Objective:
Can you rewrite the part of the Caucasus diary that opens with the words containing "Arriving in Yerevan" and closes with "pleasant historic backwater.", substituting "Reno" for "Las Vegas" wherever it appears?

--- START OF Page excerpt ---

Caucasus Diary

  • By John O'Sullivan
Downtown Yerevan.

Yerevan, Armenia

Arriving in Yerevan is a little like arriving in Las Vegas. The terrain, yellow desert and scrubs, is similar to Nevada, and the road from the airport is banked by neon-lit casinos. There is even a smaller version of the Las Vegas cowboy sign whose swinging arm directs gamblers to a particular casino. Like Las Vegas, Armenia's capital city is a tourist resort. During the Soviet period, which ended in September 1991, it was popular with Russian tourists. But since vacation options for Russians were strictly limited, the locals had little incentive to upgrade hotels and other tourist facilities. The town was a pleasant historic backwater.

Very historic as it happens. One of its main potential selling points was that Armenia was supposedly the first nation to convert formally to Christianity (in the 4th century.) But that was hardly emphasized under Moscow's rule. In fact, wherever you see an attractive public building such as an opera house -- and Yerevan has quite a number of them -- it is almost certainly erected on the ruins of an Armenian Orthodox church.

Today Yerevan is popular with Russian investors and developers. Russian investors own almost the country's entire infrastructure. In Yerevan a massive building boom is in progress. Vast cranes dominate the skyline. (One resident counted 75 from her office terrace.)

Accordingly the hotels, restaurants, and bars are all getting a sophisticated facelift. There is still an aroma of the Third World in the dusty side streets. But Yerevan will soon become a real capital city and a universally popular tourist destination -- or, rather, it would do so if it were not located in the southern Caucasus next door to a full-scale international crisis in Georgia.

--- END OF Page excerpt ---
--- START OF Available data ---

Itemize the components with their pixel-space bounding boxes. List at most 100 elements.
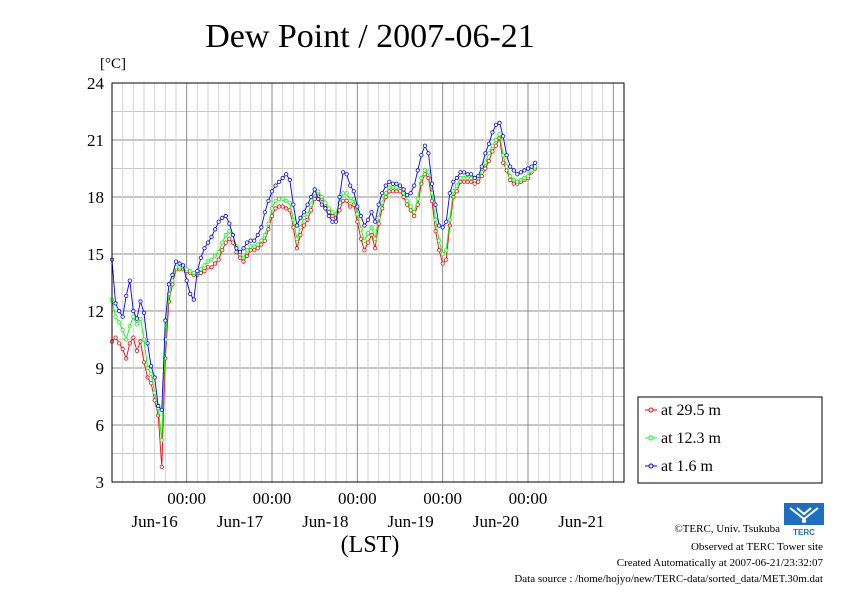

--- END OF Available data ---

Full answer:
Arriving in Yerevan is a little like arriving in Reno. The terrain, yellow desert and scrubs, is similar to Nevada, and the road from the airport is banked by neon-lit casinos. There is even a smaller version of the Reno cowboy sign whose swinging arm directs gamblers to a particular casino. Like Reno, Armenia's capital city is a tourist resort. During the Soviet period, which ended in September 1991, it was popular with Russian tourists. But since vacation options for Russians were strictly limited, the locals had little incentive to upgrade hotels and other tourist facilities. The town was a pleasant historic backwater.